Your task is to transcribe all of the data below exactly, omitting the images.

START Data supplied

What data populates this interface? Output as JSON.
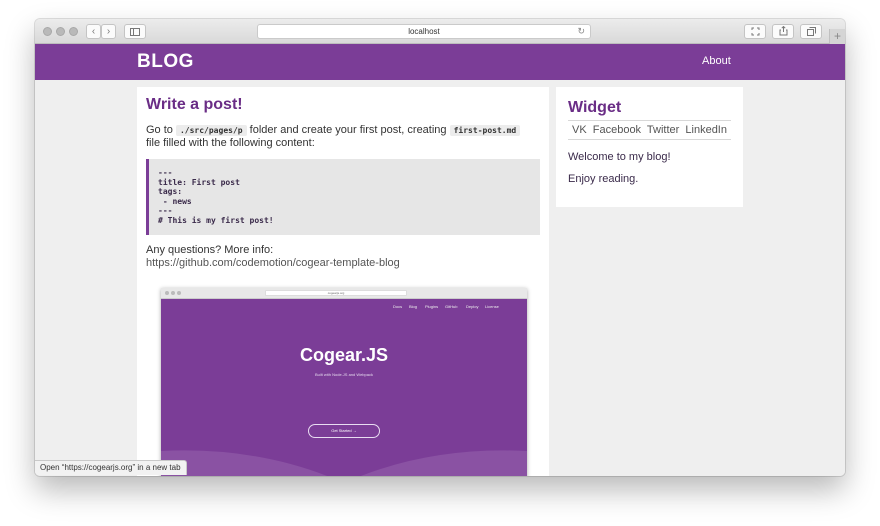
{
  "browser": {
    "address": "localhost",
    "status_text": "Open “https://cogearjs.org” in a new tab",
    "back_icon": "chevron-left-icon",
    "forward_icon": "chevron-right-icon"
  },
  "navbar": {
    "brand": "BLOG",
    "about": "About",
    "color": "#7b3d97"
  },
  "post": {
    "title": "Write a post!",
    "intro_before": "Go to",
    "path_code": "./src/pages/p",
    "intro_middle": "folder and create your first post, creating",
    "file_code": "first-post.md",
    "intro_after": "file filled with the following content:",
    "code_lines": [
      "---",
      "title: First post",
      "tags:",
      " - news",
      "---",
      "# This is my first post!"
    ],
    "questions": "Any questions? More info:",
    "link": "https://github.com/codemotion/cogear-template-blog"
  },
  "screenshot": {
    "address": "cogearjs.org",
    "nav_items": [
      "Docs",
      "Blog",
      "Plugins",
      "GitHub",
      "Deploy",
      "License"
    ],
    "title": "Cogear.JS",
    "subtitle": "Built with Node.JS and Webpack",
    "button": "Get Started →"
  },
  "widget": {
    "title": "Widget",
    "social": [
      "VK",
      "Facebook",
      "Twitter",
      "LinkedIn"
    ],
    "welcome": "Welcome to my blog!",
    "enjoy": "Enjoy reading."
  }
}
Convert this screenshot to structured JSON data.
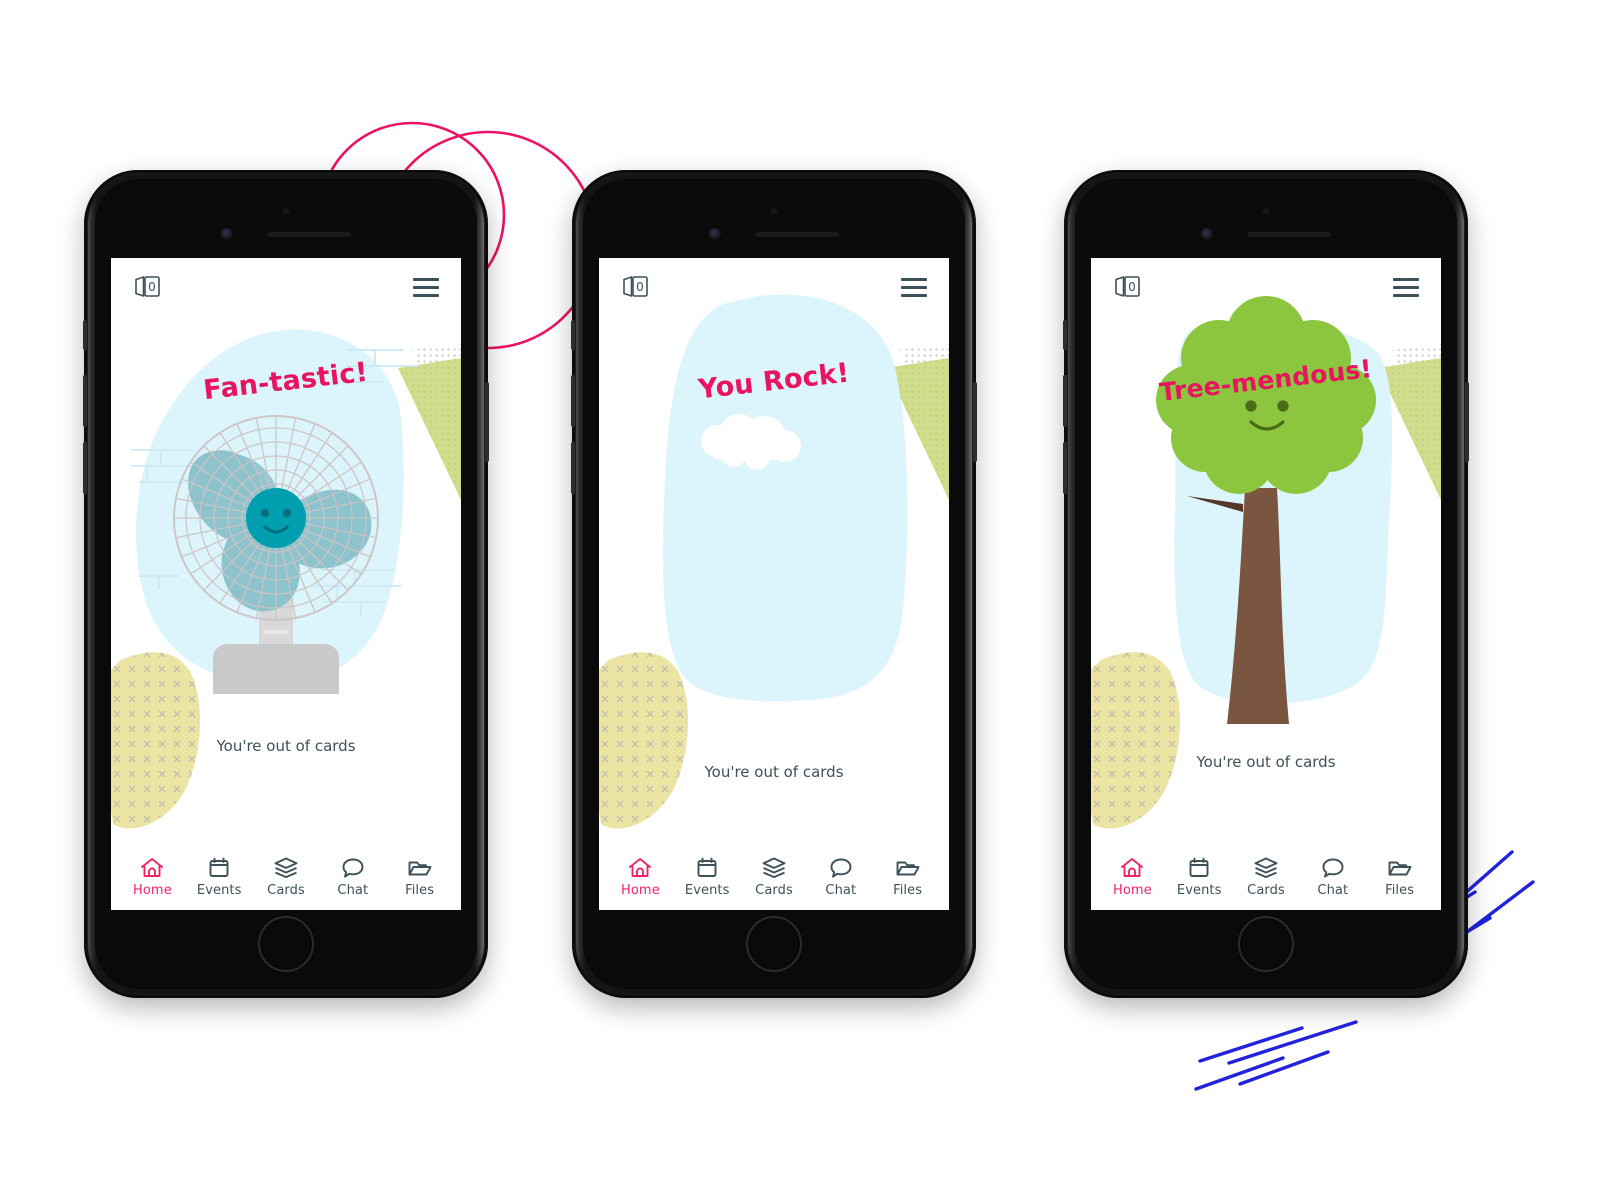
{
  "theme": {
    "pink": "#ef2567",
    "title_pink": "#e8145f",
    "slate": "#3d5159",
    "blob_blue": "#d9f3f9",
    "blob_yellow": "#ece4a2",
    "triangle_green": "#cfdd8c",
    "triangle_gray": "#d8d8d8",
    "fan_teal": "#8cc3cd",
    "fan_hub": "#009fb0",
    "tree_green": "#8cc63f",
    "tree_trunk": "#7a5640",
    "deco_blue": "#2222dd",
    "phone_body": "#1c1c1c"
  },
  "phones": [
    {
      "id": "phone-1",
      "topbar": {
        "card_count": "0",
        "card_icon": "cards-stack-icon",
        "menu_icon": "hamburger-menu-icon"
      },
      "title": "Fan-tastic!",
      "illustration": "fan-illustration",
      "caption": "You're out of cards",
      "tabs": [
        {
          "label": "Home",
          "icon": "home-icon",
          "active": true
        },
        {
          "label": "Events",
          "icon": "calendar-icon",
          "active": false
        },
        {
          "label": "Cards",
          "icon": "layers-icon",
          "active": false
        },
        {
          "label": "Chat",
          "icon": "speech-bubble-icon",
          "active": false
        },
        {
          "label": "Files",
          "icon": "folder-icon",
          "active": false
        }
      ]
    },
    {
      "id": "phone-2",
      "topbar": {
        "card_count": "0",
        "card_icon": "cards-stack-icon",
        "menu_icon": "hamburger-menu-icon"
      },
      "title": "You Rock!",
      "illustration": "sky-cloud-illustration",
      "caption": "You're out of cards",
      "tabs": [
        {
          "label": "Home",
          "icon": "home-icon",
          "active": true
        },
        {
          "label": "Events",
          "icon": "calendar-icon",
          "active": false
        },
        {
          "label": "Cards",
          "icon": "layers-icon",
          "active": false
        },
        {
          "label": "Chat",
          "icon": "speech-bubble-icon",
          "active": false
        },
        {
          "label": "Files",
          "icon": "folder-icon",
          "active": false
        }
      ]
    },
    {
      "id": "phone-3",
      "topbar": {
        "card_count": "0",
        "card_icon": "cards-stack-icon",
        "menu_icon": "hamburger-menu-icon"
      },
      "title": "Tree-mendous!",
      "illustration": "tree-illustration",
      "caption": "You're out of cards",
      "tabs": [
        {
          "label": "Home",
          "icon": "home-icon",
          "active": true
        },
        {
          "label": "Events",
          "icon": "calendar-icon",
          "active": false
        },
        {
          "label": "Cards",
          "icon": "layers-icon",
          "active": false
        },
        {
          "label": "Chat",
          "icon": "speech-bubble-icon",
          "active": false
        },
        {
          "label": "Files",
          "icon": "folder-icon",
          "active": false
        }
      ]
    }
  ],
  "decorations": {
    "pink_circles": "two-overlapping-pink-circle-outlines",
    "blue_strokes": "blue-diagonal-stroke-group"
  }
}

END Data supplied

- Solution
What data populates this interface? Output as JSON.
{
  "browser": {
    "address": "localhost",
    "status_text": "Open “https://cogearjs.org” in a new tab",
    "back_icon": "chevron-left-icon",
    "forward_icon": "chevron-right-icon"
  },
  "navbar": {
    "brand": "BLOG",
    "about": "About",
    "color": "#7b3d97"
  },
  "post": {
    "title": "Write a post!",
    "intro_before": "Go to",
    "path_code": "./src/pages/p",
    "intro_middle": "folder and create your first post, creating",
    "file_code": "first-post.md",
    "intro_after": "file filled with the following content:",
    "code_lines": [
      "---",
      "title: First post",
      "tags:",
      " - news",
      "---",
      "# This is my first post!"
    ],
    "questions": "Any questions? More info:",
    "link": "https://github.com/codemotion/cogear-template-blog"
  },
  "screenshot": {
    "address": "cogearjs.org",
    "nav_items": [
      "Docs",
      "Blog",
      "Plugins",
      "GitHub",
      "Deploy",
      "License"
    ],
    "title": "Cogear.JS",
    "subtitle": "Built with Node.JS and Webpack",
    "button": "Get Started →"
  },
  "widget": {
    "title": "Widget",
    "social": [
      "VK",
      "Facebook",
      "Twitter",
      "LinkedIn"
    ],
    "welcome": "Welcome to my blog!",
    "enjoy": "Enjoy reading."
  }
}
Convert this screenshot to structured JSON data.
{
  "theme": {
    "pink": "#ef2567",
    "title_pink": "#e8145f",
    "slate": "#3d5159",
    "blob_blue": "#d9f3f9",
    "blob_yellow": "#ece4a2",
    "triangle_green": "#cfdd8c",
    "triangle_gray": "#d8d8d8",
    "fan_teal": "#8cc3cd",
    "fan_hub": "#009fb0",
    "tree_green": "#8cc63f",
    "tree_trunk": "#7a5640",
    "deco_blue": "#2222dd",
    "phone_body": "#1c1c1c"
  },
  "phones": [
    {
      "id": "phone-1",
      "topbar": {
        "card_count": "0",
        "card_icon": "cards-stack-icon",
        "menu_icon": "hamburger-menu-icon"
      },
      "title": "Fan-tastic!",
      "illustration": "fan-illustration",
      "caption": "You're out of cards",
      "tabs": [
        {
          "label": "Home",
          "icon": "home-icon",
          "active": true
        },
        {
          "label": "Events",
          "icon": "calendar-icon",
          "active": false
        },
        {
          "label": "Cards",
          "icon": "layers-icon",
          "active": false
        },
        {
          "label": "Chat",
          "icon": "speech-bubble-icon",
          "active": false
        },
        {
          "label": "Files",
          "icon": "folder-icon",
          "active": false
        }
      ]
    },
    {
      "id": "phone-2",
      "topbar": {
        "card_count": "0",
        "card_icon": "cards-stack-icon",
        "menu_icon": "hamburger-menu-icon"
      },
      "title": "You Rock!",
      "illustration": "sky-cloud-illustration",
      "caption": "You're out of cards",
      "tabs": [
        {
          "label": "Home",
          "icon": "home-icon",
          "active": true
        },
        {
          "label": "Events",
          "icon": "calendar-icon",
          "active": false
        },
        {
          "label": "Cards",
          "icon": "layers-icon",
          "active": false
        },
        {
          "label": "Chat",
          "icon": "speech-bubble-icon",
          "active": false
        },
        {
          "label": "Files",
          "icon": "folder-icon",
          "active": false
        }
      ]
    },
    {
      "id": "phone-3",
      "topbar": {
        "card_count": "0",
        "card_icon": "cards-stack-icon",
        "menu_icon": "hamburger-menu-icon"
      },
      "title": "Tree-mendous!",
      "illustration": "tree-illustration",
      "caption": "You're out of cards",
      "tabs": [
        {
          "label": "Home",
          "icon": "home-icon",
          "active": true
        },
        {
          "label": "Events",
          "icon": "calendar-icon",
          "active": false
        },
        {
          "label": "Cards",
          "icon": "layers-icon",
          "active": false
        },
        {
          "label": "Chat",
          "icon": "speech-bubble-icon",
          "active": false
        },
        {
          "label": "Files",
          "icon": "folder-icon",
          "active": false
        }
      ]
    }
  ],
  "decorations": {
    "pink_circles": "two-overlapping-pink-circle-outlines",
    "blue_strokes": "blue-diagonal-stroke-group"
  }
}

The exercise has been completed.